#### WORK TO COMPLETE
Reproduce exactly the lines from the one containing "Enumerate this screenshot's" through the end of the entries, including both. Drop the pictures.

#### ENTRIES
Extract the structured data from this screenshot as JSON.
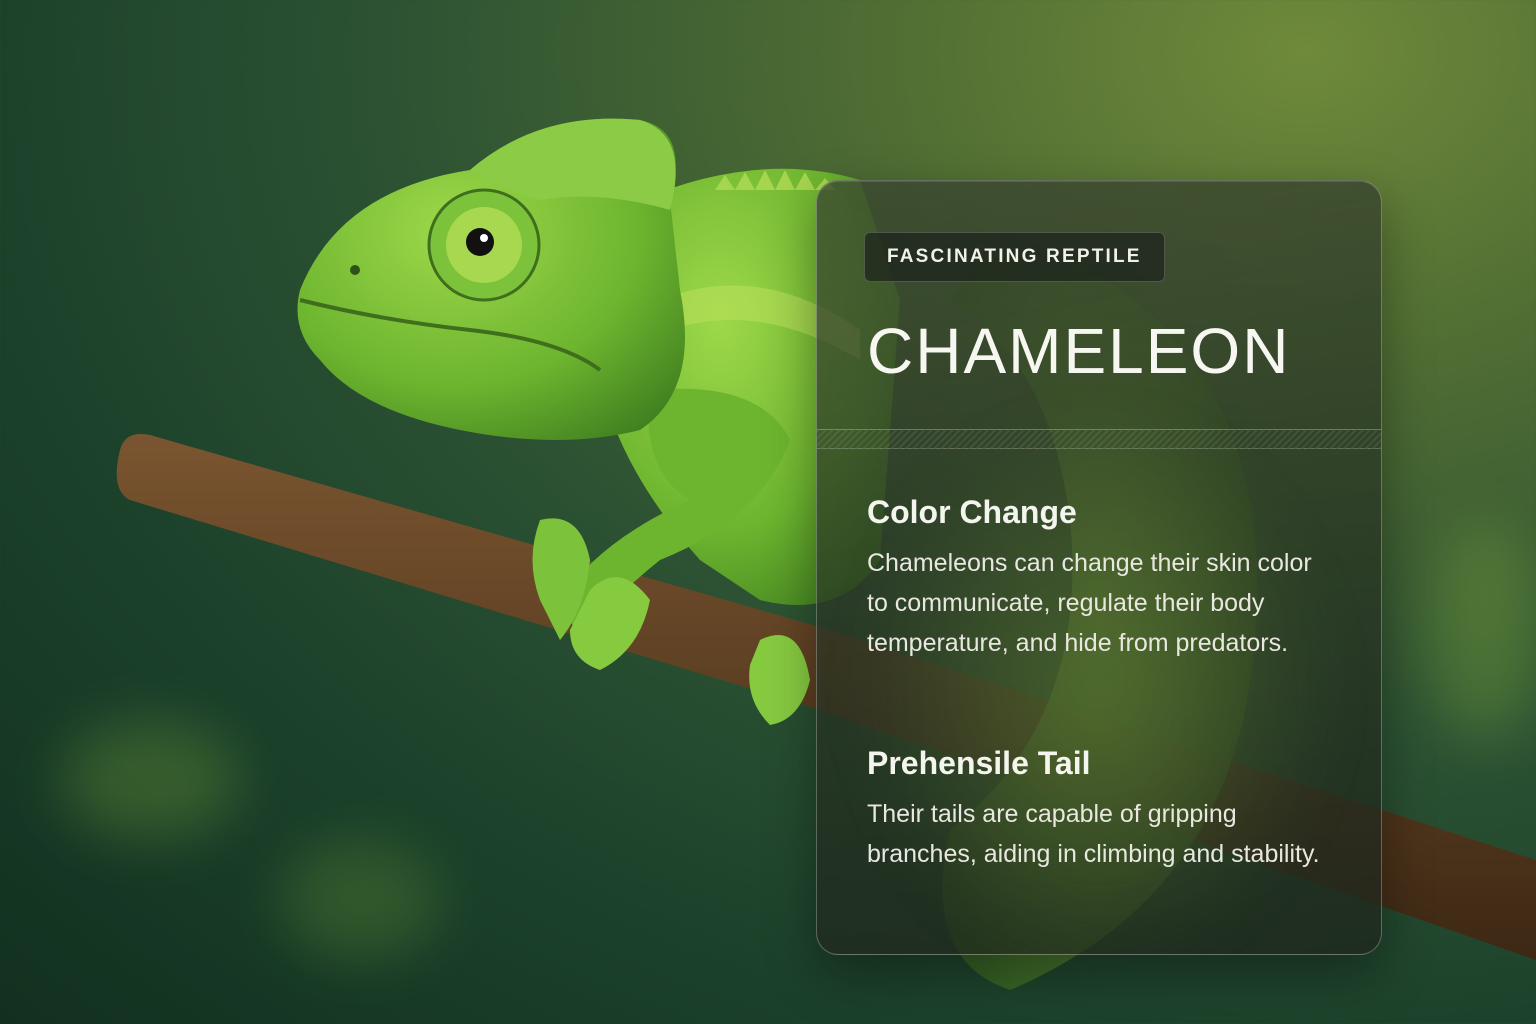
{
  "card": {
    "badge": "FASCINATING REPTILE",
    "title": "CHAMELEON",
    "sections": [
      {
        "heading": "Color Change",
        "text": "Chameleons can change their skin color to communicate, regulate their body temperature, and hide from predators."
      },
      {
        "heading": "Prehensile Tail",
        "text": "Their tails are capable of gripping branches, aiding in climbing and stability."
      }
    ]
  },
  "colors": {
    "background_dark": "#12301f",
    "background_light": "#6f8a3a",
    "chameleon_green": "#7cc23a",
    "branch_brown": "#5a3d20"
  }
}
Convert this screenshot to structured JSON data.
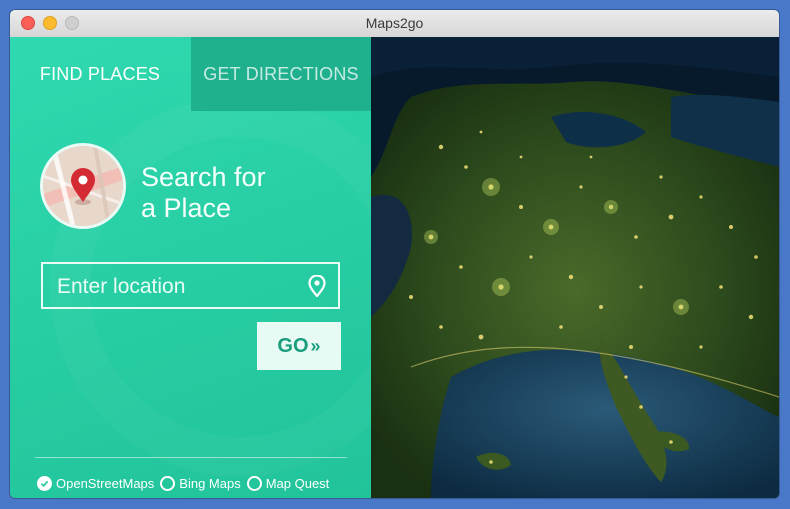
{
  "window": {
    "title": "Maps2go"
  },
  "tabs": [
    {
      "label": "FIND PLACES",
      "active": true
    },
    {
      "label": "GET DIRECTIONS",
      "active": false
    }
  ],
  "search": {
    "heading_line1": "Search for",
    "heading_line2": "a Place",
    "placeholder": "Enter location",
    "value": ""
  },
  "go_button": {
    "label": "GO",
    "icon": "double-chevron-right-icon"
  },
  "providers": [
    {
      "label": "OpenStreetMaps",
      "selected": true
    },
    {
      "label": "Bing Maps",
      "selected": false
    },
    {
      "label": "Map Quest",
      "selected": false
    }
  ],
  "colors": {
    "accent": "#2ad0a5",
    "tab_inactive_bg": "#1fb08d",
    "pin_red": "#d42a33",
    "go_text": "#1a9e7d"
  }
}
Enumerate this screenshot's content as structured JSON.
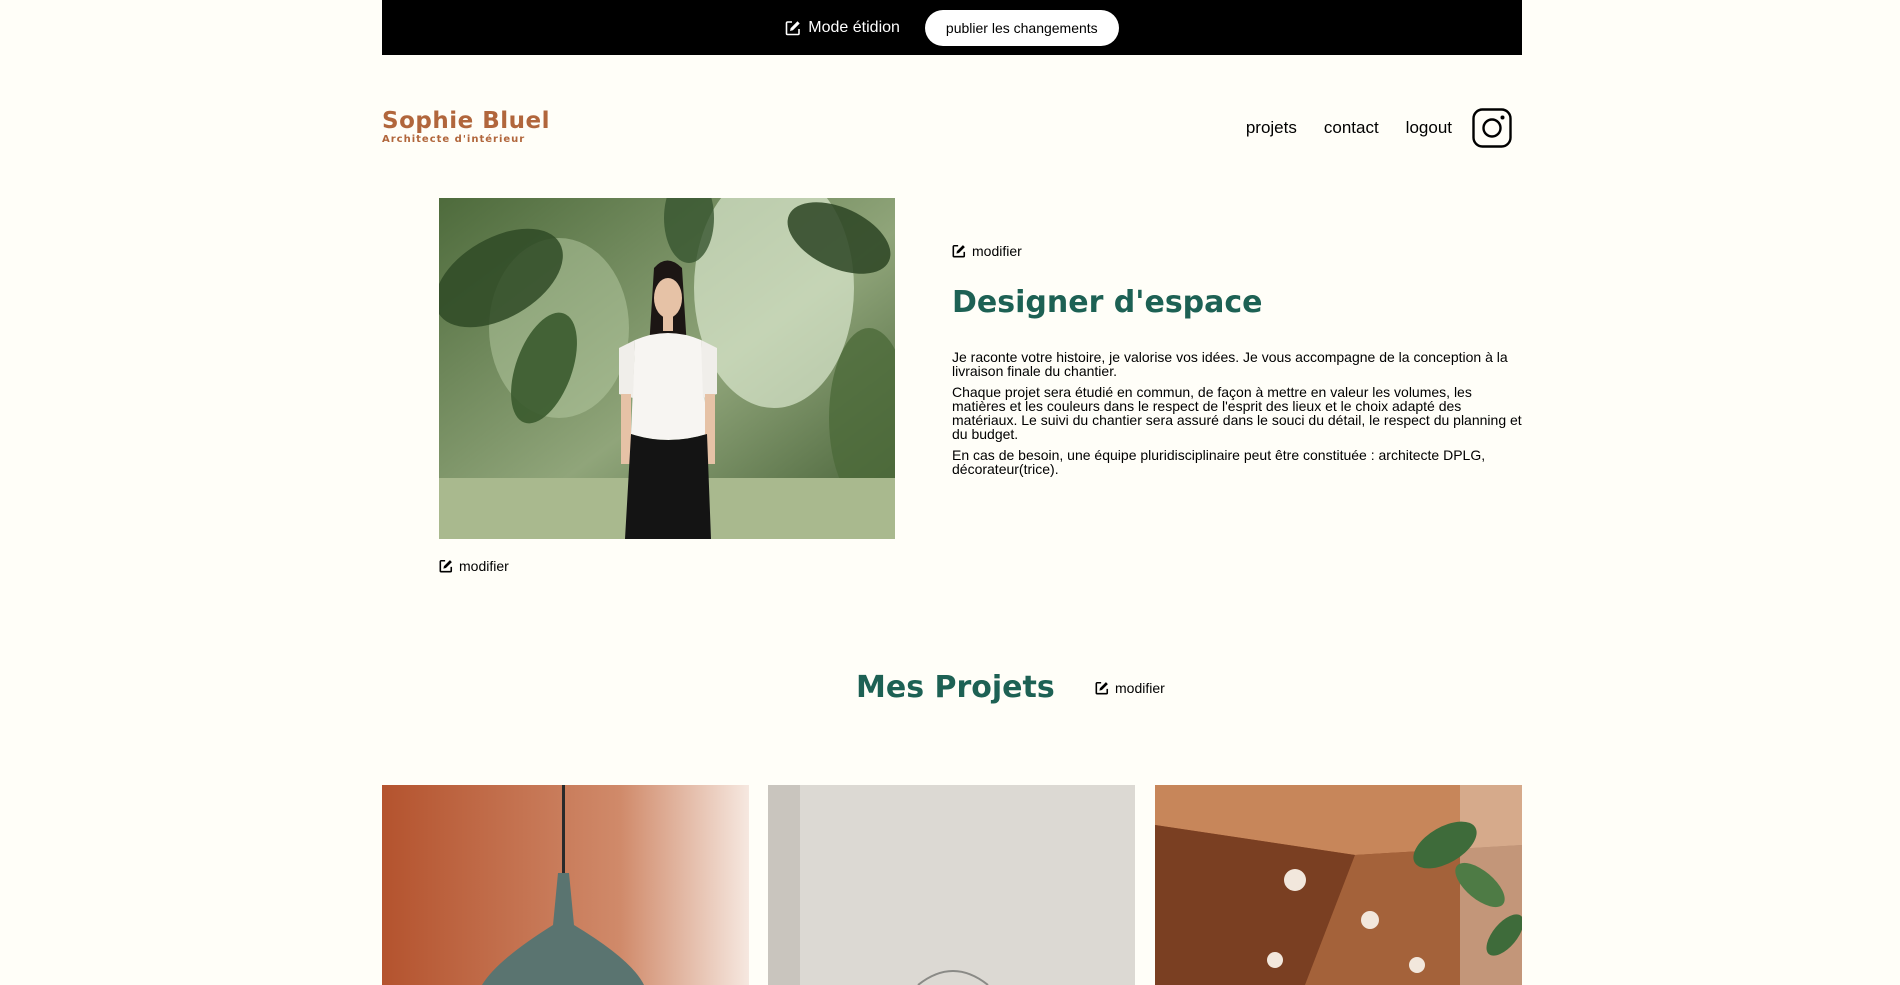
{
  "edit_bar": {
    "mode_label": "Mode étidion",
    "publish_label": "publier les changements"
  },
  "header": {
    "logo_name": "Sophie Bluel",
    "logo_subtitle": "Architecte d'intérieur",
    "nav": {
      "projects": "projets",
      "contact": "contact",
      "logout": "logout"
    },
    "social_icon": "instagram-icon"
  },
  "introduction": {
    "modify_label": "modifier",
    "title": "Designer d'espace",
    "paragraphs": [
      "Je raconte votre histoire, je valorise vos idées. Je vous accompagne de la conception à la livraison finale du chantier.",
      "Chaque projet sera étudié en commun, de façon à mettre en valeur les volumes, les matières et les couleurs dans le respect de l'esprit des lieux et le choix adapté des matériaux. Le suivi du chantier sera assuré dans le souci du détail, le respect du planning et du budget.",
      "En cas de besoin, une équipe pluridisciplinaire peut être constituée : architecte DPLG, décorateur(trice)."
    ]
  },
  "photo": {
    "modify_label": "modifier"
  },
  "projects": {
    "title": "Mes Projets",
    "modify_label": "modifier"
  },
  "colors": {
    "brand": "#B1663C",
    "heading": "#1D6154",
    "background": "#FFFEF8",
    "edit_bar": "#000000"
  }
}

#### OUTPUT OF THE EXERCISE
Enumerate this screenshot's content as structured JSON.
{
  "edit_bar": {
    "mode_label": "Mode étidion",
    "publish_label": "publier les changements"
  },
  "header": {
    "logo_name": "Sophie Bluel",
    "logo_subtitle": "Architecte d'intérieur",
    "nav": {
      "projects": "projets",
      "contact": "contact",
      "logout": "logout"
    },
    "social_icon": "instagram-icon"
  },
  "introduction": {
    "modify_label": "modifier",
    "title": "Designer d'espace",
    "paragraphs": [
      "Je raconte votre histoire, je valorise vos idées. Je vous accompagne de la conception à la livraison finale du chantier.",
      "Chaque projet sera étudié en commun, de façon à mettre en valeur les volumes, les matières et les couleurs dans le respect de l'esprit des lieux et le choix adapté des matériaux. Le suivi du chantier sera assuré dans le souci du détail, le respect du planning et du budget.",
      "En cas de besoin, une équipe pluridisciplinaire peut être constituée : architecte DPLG, décorateur(trice)."
    ]
  },
  "photo": {
    "modify_label": "modifier"
  },
  "projects": {
    "title": "Mes Projets",
    "modify_label": "modifier"
  },
  "colors": {
    "brand": "#B1663C",
    "heading": "#1D6154",
    "background": "#FFFEF8",
    "edit_bar": "#000000"
  }
}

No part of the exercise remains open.